--- START ---

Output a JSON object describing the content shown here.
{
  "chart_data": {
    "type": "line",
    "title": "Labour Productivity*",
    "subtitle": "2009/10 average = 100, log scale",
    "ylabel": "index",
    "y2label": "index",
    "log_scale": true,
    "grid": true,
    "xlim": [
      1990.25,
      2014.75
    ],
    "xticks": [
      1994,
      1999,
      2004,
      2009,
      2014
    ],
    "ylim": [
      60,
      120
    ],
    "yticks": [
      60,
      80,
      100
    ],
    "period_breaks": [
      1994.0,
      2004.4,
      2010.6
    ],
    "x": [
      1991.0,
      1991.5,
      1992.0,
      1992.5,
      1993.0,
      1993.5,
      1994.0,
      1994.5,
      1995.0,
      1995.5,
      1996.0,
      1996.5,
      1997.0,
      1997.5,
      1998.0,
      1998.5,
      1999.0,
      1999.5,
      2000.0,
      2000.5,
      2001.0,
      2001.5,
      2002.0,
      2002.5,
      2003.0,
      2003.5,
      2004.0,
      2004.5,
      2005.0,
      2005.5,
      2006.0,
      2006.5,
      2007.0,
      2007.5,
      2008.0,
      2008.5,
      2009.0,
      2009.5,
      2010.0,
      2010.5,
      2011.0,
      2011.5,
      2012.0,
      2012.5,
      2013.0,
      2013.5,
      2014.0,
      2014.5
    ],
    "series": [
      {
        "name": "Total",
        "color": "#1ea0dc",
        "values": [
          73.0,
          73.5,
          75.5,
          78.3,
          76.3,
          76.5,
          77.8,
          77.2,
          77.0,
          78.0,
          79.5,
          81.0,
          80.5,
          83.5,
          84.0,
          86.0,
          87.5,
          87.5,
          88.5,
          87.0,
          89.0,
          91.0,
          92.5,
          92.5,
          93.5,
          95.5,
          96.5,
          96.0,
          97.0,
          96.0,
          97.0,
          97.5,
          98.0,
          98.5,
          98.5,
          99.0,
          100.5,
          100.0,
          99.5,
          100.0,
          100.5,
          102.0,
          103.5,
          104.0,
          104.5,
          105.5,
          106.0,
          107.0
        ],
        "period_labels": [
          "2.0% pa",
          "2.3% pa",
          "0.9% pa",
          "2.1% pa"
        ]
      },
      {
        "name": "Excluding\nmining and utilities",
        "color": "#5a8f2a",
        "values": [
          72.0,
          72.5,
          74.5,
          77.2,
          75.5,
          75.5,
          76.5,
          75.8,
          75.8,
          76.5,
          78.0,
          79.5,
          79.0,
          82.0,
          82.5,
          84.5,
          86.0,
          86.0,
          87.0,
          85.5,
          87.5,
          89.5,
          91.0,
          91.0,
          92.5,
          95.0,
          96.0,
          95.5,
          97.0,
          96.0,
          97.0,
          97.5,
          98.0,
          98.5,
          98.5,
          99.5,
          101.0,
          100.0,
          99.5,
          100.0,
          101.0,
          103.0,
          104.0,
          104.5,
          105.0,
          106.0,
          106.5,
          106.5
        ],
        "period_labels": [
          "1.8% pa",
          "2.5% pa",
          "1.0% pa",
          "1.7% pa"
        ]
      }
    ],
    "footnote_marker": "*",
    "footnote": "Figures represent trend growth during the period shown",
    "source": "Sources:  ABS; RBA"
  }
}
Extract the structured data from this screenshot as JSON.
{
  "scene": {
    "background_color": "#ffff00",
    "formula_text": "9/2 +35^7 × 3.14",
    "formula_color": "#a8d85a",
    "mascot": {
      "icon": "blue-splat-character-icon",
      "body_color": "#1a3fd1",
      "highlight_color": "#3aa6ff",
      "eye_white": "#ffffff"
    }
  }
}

--- END ---

* What is asked:
Your answer should be a single number: the count of lines holding the word "JSON".

* Answer to this problem:
2